**Compiti dell'esercizio**:
**a)** Riscrivi più in breve il paragrafo del brano che comincia con «Per noi non romani». Conserva i fatti principali.
**b)** Trascrivi come tabella Markdown le righe degli elenchi di aree ed etichette. Prendi il tratto dalla riga che contiene "arrow-right-icon — [450, 339, 490, 365]" fino a quella che contiene "agree-prefix: I agree", entrambe incluse. Usa le colonne «N.» e «Riga dell'elenco» e lascia fuori le righe vuote.

**Parte del documento**:
::::
Città
Noi non romani, e la nostra voglia di sputare sulla Grande Bellezza
Per noi non romani, sempre sospesi tra la tentazione di cedere alla lusinga della capitale e il dovere “sociale” di disprezzarla pubblicamente, sono giorni di astiosa rivincita. “Lo vedi, il marciume vero stava laggiù, è quella città putrida e melmosa che corrompe il paese”. Sembra di sentirle, capita di sentirle, capita anche di sorprendere se stessi a pensarle, le rivendicazioni di alterità che dedichiamo d’istinto alla capitale e alle ultime vicende che – effettivamente – perdono i contorni del fatto per assumere quelli dell’eterno ritorno del mito, nero, della “capitale corrotta di una nazione infetta”. Mafia capitale,mica per niente.
::::
Elenchi di aree ed etichette
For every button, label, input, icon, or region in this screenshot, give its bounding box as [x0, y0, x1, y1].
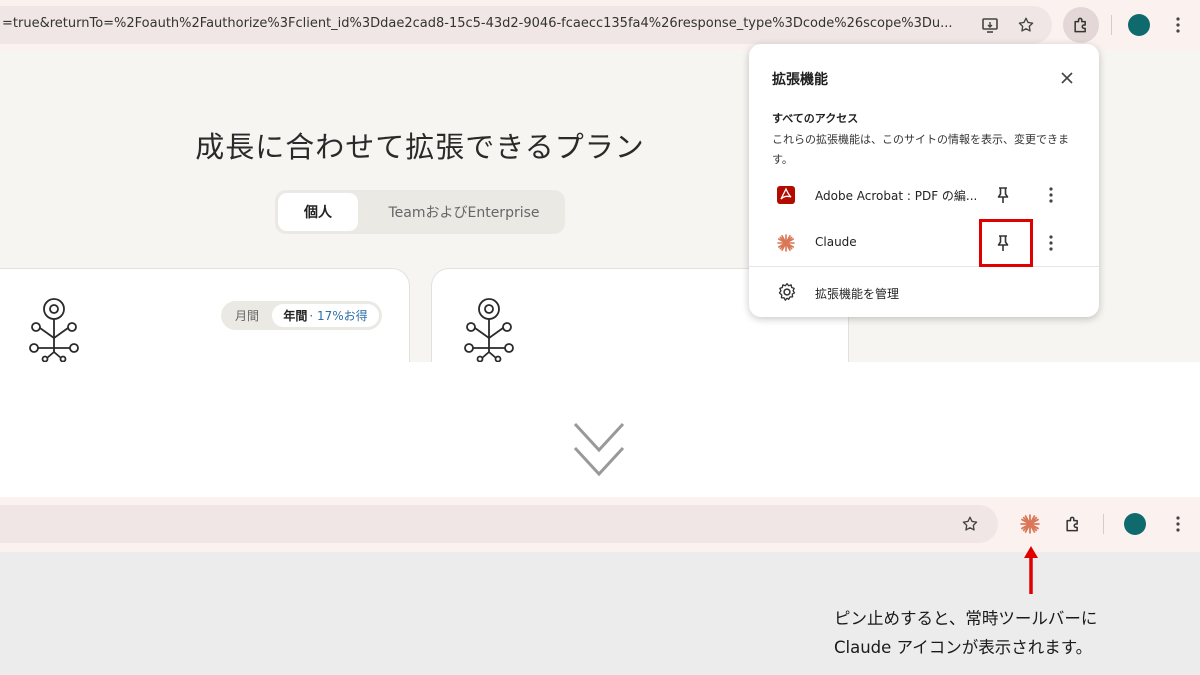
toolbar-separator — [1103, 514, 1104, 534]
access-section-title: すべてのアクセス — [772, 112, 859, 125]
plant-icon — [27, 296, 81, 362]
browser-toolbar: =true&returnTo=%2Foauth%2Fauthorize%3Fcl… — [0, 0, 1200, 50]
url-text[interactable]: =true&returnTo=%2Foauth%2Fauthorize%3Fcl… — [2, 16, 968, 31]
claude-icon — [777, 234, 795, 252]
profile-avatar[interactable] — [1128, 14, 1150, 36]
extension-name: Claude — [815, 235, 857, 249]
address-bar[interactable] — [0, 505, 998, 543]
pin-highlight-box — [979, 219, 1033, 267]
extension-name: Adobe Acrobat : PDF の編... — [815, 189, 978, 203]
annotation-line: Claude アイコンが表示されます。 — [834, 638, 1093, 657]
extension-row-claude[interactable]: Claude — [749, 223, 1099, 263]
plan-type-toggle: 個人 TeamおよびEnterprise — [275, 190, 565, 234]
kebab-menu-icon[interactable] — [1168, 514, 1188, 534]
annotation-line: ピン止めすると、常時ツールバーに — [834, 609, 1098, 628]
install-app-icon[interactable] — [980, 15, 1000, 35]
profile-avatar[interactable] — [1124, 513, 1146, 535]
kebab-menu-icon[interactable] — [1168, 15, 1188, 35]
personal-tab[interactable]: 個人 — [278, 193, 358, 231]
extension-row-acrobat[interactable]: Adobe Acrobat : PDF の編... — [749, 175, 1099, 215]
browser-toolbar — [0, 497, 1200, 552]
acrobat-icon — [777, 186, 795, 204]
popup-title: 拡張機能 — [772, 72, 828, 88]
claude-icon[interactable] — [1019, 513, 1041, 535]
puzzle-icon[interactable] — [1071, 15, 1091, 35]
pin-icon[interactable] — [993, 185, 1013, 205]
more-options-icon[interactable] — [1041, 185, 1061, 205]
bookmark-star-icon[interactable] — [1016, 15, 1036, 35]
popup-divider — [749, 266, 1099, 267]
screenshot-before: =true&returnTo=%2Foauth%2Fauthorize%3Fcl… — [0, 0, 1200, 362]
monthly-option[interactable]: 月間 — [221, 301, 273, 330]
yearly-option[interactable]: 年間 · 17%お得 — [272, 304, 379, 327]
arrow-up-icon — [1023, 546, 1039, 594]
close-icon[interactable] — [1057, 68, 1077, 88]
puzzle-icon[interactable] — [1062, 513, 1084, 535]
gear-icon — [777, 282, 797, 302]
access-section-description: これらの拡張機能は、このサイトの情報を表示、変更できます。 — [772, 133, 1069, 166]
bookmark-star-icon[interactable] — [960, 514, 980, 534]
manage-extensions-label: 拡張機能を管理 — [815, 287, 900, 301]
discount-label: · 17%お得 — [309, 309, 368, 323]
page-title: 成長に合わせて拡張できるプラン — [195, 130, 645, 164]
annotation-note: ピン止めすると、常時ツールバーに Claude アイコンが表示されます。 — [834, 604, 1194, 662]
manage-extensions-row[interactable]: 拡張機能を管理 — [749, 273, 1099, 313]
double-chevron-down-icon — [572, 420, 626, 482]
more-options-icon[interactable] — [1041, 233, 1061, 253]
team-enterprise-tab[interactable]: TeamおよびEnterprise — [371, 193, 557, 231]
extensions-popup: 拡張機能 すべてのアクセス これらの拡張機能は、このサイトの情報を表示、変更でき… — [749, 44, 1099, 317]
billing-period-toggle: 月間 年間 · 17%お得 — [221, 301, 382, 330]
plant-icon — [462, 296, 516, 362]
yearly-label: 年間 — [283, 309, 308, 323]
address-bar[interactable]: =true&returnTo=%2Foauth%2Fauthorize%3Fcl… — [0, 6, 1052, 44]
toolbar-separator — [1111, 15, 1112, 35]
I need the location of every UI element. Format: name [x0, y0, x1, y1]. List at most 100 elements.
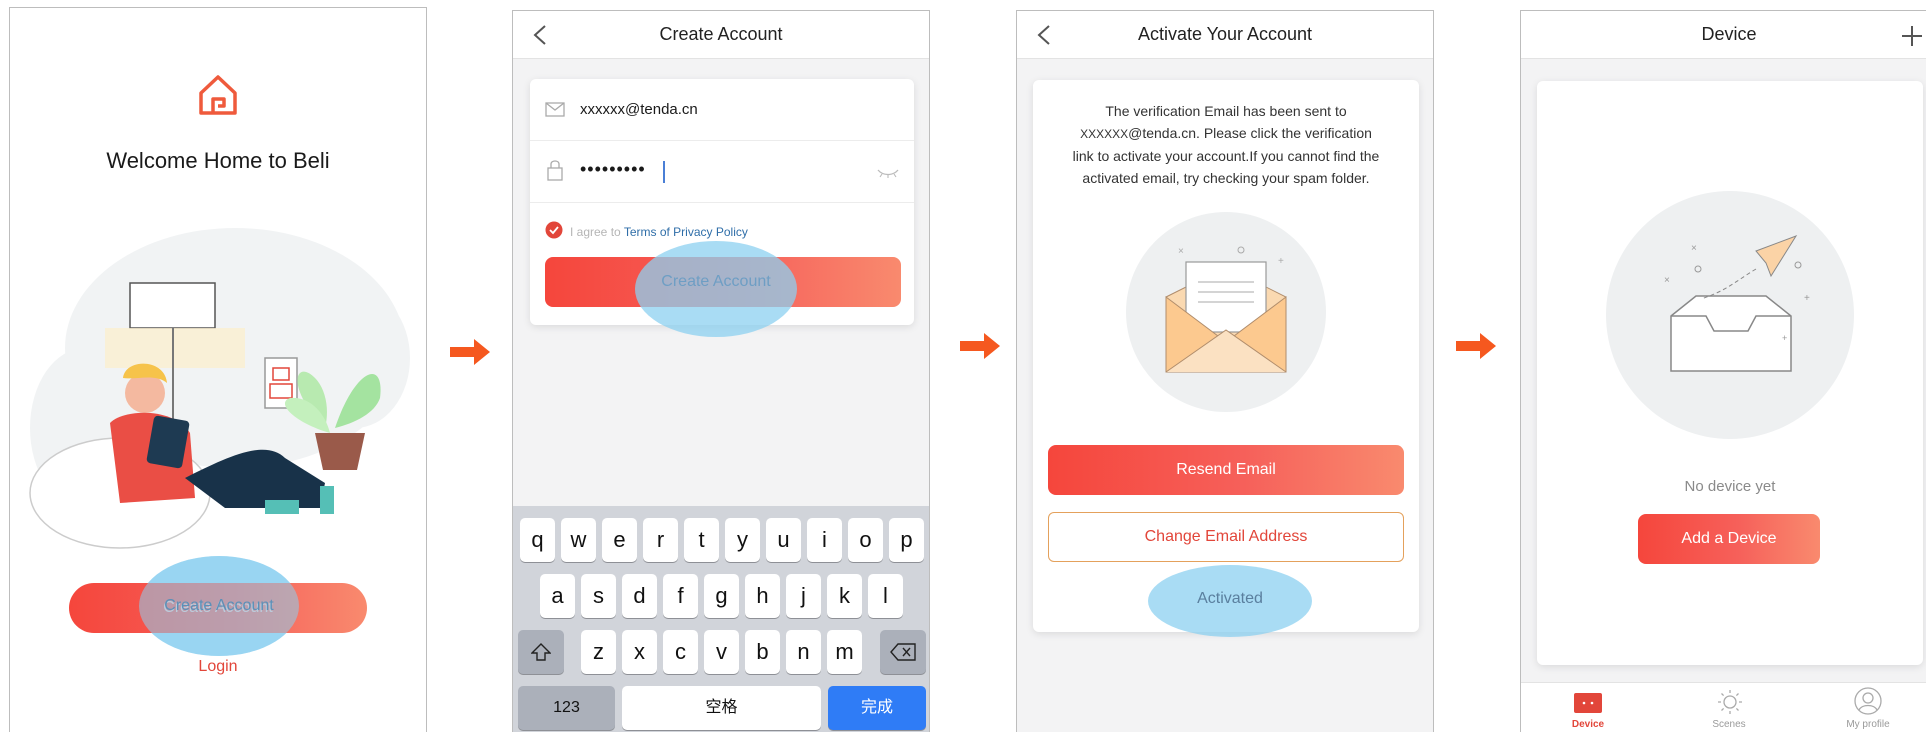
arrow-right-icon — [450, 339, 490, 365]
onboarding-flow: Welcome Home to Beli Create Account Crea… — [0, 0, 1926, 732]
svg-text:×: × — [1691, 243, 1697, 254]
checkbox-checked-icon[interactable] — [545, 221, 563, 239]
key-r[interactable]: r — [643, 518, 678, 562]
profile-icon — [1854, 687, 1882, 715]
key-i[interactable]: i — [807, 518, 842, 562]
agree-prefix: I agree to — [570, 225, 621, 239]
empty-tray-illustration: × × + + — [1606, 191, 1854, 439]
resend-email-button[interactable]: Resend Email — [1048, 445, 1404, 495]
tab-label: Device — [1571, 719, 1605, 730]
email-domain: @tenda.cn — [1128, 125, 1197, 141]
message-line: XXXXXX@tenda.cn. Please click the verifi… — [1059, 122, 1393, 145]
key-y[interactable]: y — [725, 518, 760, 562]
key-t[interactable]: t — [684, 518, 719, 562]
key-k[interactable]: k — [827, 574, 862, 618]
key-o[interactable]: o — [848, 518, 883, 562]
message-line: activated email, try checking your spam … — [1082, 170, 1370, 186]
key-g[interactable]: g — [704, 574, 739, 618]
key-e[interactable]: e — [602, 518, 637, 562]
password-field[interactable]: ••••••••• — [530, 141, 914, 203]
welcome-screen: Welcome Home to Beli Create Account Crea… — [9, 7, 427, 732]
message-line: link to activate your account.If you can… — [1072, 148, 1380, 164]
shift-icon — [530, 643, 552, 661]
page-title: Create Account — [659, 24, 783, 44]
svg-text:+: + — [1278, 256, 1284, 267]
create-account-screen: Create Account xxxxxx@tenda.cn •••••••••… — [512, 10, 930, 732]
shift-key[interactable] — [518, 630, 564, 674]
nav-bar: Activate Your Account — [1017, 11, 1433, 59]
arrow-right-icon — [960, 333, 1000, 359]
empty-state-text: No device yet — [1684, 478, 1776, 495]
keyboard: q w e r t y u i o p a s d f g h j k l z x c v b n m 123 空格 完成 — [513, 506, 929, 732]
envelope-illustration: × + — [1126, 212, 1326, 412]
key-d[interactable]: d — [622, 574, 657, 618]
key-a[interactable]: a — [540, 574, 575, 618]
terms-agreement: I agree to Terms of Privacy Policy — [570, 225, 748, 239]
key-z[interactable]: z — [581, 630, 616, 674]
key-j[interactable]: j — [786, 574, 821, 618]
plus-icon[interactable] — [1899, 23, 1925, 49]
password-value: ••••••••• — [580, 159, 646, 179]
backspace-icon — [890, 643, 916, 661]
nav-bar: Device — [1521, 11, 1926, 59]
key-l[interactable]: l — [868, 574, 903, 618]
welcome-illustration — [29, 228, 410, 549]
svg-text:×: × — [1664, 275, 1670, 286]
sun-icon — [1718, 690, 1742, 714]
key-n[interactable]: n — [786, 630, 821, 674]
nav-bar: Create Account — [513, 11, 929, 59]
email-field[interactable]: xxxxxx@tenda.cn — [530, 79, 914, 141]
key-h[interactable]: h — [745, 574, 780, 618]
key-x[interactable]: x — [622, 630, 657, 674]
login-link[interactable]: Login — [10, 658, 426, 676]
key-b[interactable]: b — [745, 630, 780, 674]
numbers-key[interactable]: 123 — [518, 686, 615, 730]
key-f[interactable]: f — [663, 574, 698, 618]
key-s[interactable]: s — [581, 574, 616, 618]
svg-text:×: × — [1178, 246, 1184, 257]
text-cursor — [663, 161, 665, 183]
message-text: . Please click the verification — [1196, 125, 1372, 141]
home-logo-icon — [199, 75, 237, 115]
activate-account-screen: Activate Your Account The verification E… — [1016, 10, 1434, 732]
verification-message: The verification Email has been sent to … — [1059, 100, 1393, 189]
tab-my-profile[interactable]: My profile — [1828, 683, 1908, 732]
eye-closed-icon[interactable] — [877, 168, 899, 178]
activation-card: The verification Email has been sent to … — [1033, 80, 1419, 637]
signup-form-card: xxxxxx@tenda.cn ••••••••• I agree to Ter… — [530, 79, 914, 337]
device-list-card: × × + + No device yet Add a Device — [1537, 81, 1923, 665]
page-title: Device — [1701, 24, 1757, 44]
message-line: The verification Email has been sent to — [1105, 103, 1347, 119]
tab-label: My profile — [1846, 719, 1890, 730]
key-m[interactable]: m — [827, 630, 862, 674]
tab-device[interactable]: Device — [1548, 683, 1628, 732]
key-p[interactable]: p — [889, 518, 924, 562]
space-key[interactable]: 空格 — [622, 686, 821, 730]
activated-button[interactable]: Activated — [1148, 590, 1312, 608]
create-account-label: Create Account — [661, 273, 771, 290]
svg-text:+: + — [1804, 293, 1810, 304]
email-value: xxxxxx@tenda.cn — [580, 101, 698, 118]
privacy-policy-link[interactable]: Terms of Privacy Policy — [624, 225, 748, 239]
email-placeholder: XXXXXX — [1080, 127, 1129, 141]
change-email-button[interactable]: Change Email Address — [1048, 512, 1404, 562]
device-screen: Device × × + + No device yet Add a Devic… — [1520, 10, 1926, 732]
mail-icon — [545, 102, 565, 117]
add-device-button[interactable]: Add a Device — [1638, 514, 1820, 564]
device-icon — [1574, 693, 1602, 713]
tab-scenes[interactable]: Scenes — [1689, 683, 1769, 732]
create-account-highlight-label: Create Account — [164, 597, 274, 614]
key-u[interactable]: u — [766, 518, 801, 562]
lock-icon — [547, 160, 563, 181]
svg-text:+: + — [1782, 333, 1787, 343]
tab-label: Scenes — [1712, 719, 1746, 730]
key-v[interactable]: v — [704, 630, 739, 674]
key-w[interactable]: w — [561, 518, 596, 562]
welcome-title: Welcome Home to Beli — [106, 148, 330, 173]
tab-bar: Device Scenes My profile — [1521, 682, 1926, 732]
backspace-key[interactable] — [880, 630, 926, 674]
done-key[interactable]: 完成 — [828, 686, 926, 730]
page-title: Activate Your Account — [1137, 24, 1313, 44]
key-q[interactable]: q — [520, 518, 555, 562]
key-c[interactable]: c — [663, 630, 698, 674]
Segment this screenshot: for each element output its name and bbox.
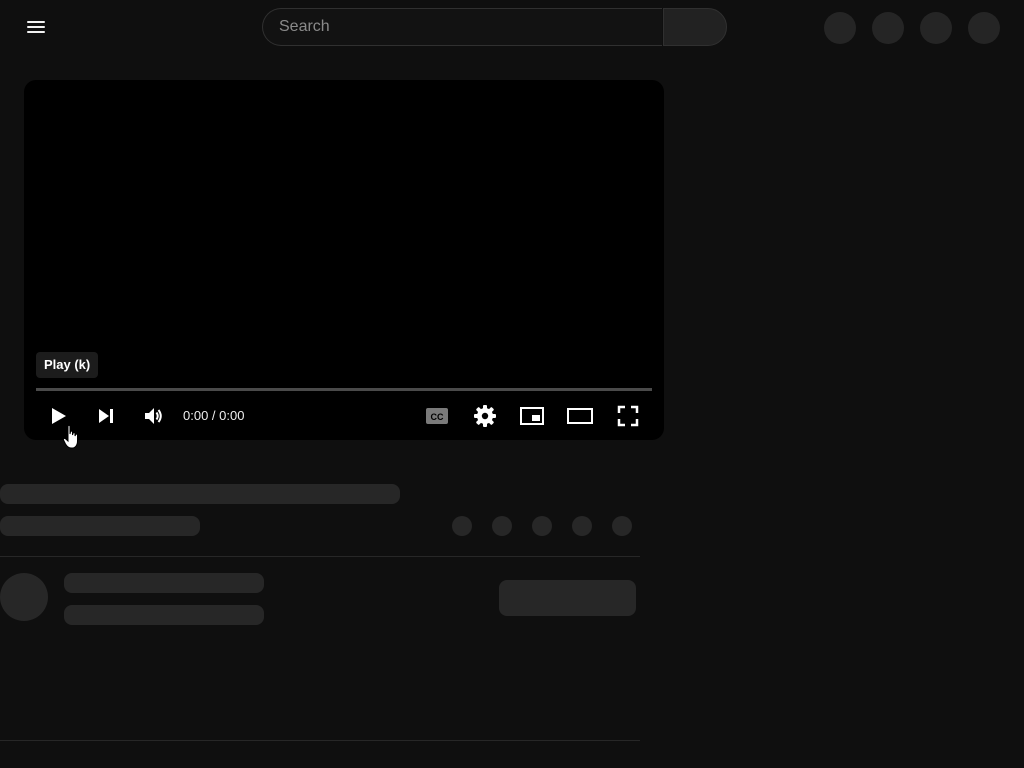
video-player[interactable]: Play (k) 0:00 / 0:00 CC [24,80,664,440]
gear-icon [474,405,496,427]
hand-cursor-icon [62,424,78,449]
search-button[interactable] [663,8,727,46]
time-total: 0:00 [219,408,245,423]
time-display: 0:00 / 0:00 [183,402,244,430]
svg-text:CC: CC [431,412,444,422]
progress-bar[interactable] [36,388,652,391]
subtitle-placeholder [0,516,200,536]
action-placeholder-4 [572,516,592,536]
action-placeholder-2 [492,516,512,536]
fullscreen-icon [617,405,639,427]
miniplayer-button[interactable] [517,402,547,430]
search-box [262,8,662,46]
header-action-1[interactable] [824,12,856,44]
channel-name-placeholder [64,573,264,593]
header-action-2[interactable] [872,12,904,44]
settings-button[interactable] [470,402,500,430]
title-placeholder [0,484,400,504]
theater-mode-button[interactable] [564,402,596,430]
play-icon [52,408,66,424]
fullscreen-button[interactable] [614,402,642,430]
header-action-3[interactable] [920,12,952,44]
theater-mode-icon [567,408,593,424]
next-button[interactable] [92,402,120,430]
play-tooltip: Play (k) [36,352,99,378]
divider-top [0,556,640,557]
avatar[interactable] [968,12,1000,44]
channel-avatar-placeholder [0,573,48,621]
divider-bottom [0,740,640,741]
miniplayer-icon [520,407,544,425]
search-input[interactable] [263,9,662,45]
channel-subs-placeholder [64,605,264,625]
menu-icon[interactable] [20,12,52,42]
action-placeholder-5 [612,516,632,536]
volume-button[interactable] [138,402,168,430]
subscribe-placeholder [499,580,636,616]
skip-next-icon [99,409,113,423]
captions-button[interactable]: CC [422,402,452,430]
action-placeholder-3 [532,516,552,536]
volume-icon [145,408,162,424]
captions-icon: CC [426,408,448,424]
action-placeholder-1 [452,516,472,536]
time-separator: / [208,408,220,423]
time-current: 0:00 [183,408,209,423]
::::
**Risposte ai compiti**:
**a)** Chi non è romano oscilla tra la tentazione di cedere al fascino della capitale e il dovere "sociale" di disprezzarla in pubblico. Per queste persone sono giorni di rivincita rancorosa. Si sente dire, e a volte lo si pensa, che il vero marcio stava laggiù, in una città putrida che corrompe il paese. Le ultime vicende sembrano davvero diventare il mito nero della "capitale corrotta di una nazione infetta". Non per niente si parla di Mafia capitale.

**b)**
| N. | Riga dell'elenco |
|---|---|
| 1 | arrow-right-icon — [450, 339, 490, 365] |
| 2 | onboarding-flow: Welcome Home to Beli Create Account Crea… — [0, 0, 1926, 732] |
| 3 | svg-text:×: × — [1691, 243, 1697, 254] |
| 4 | checkbox-checked-icon[interactable] — [545, 221, 563, 239] |
| 5 | key-r[interactable]: r — [643, 518, 678, 562] |
| 6 | profile-icon — [1854, 687, 1882, 715] |
| 7 | key-i[interactable]: i — [807, 518, 842, 562] |
| 8 | agree-prefix: I agree to — [570, 225, 621, 239] |